YOUR OBJECTIVE:
Scan the data below and pick out the lines containing the word "FFFFFF".

PROVIDED DATA:
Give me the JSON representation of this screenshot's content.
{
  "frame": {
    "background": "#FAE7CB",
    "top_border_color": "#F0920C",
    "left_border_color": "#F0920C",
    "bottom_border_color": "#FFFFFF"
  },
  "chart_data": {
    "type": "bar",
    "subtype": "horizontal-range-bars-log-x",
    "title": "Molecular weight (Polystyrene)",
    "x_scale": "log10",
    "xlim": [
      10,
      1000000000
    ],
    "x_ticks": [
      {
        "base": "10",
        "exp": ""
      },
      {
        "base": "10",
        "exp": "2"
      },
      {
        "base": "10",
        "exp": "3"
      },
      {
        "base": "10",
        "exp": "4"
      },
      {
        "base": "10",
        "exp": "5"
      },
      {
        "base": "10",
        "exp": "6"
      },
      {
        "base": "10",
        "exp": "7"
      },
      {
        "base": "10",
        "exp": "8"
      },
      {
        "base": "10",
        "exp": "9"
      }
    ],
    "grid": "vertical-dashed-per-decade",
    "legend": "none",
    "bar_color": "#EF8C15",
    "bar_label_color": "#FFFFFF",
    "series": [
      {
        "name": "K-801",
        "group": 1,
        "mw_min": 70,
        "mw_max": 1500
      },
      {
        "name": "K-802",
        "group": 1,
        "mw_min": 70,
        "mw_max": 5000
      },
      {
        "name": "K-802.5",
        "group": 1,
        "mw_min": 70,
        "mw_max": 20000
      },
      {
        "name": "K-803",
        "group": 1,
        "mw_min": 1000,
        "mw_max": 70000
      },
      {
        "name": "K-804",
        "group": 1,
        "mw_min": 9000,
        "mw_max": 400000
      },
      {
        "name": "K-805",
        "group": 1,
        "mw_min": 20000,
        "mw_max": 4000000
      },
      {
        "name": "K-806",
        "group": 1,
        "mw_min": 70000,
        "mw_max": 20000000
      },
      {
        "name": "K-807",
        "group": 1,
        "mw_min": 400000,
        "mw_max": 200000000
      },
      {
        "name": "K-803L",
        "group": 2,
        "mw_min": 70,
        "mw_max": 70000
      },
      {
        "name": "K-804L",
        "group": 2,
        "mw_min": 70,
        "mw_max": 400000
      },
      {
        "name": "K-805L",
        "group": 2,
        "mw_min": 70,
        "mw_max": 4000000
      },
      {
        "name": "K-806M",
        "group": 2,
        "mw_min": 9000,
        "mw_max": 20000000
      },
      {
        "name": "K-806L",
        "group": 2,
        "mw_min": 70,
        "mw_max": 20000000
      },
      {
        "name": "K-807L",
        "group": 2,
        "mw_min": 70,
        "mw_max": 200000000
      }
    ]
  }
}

PROBLEM SOLUTION:
    "bottom_border_color": "#FFFFFF"
    "bar_label_color": "#FFFFFF",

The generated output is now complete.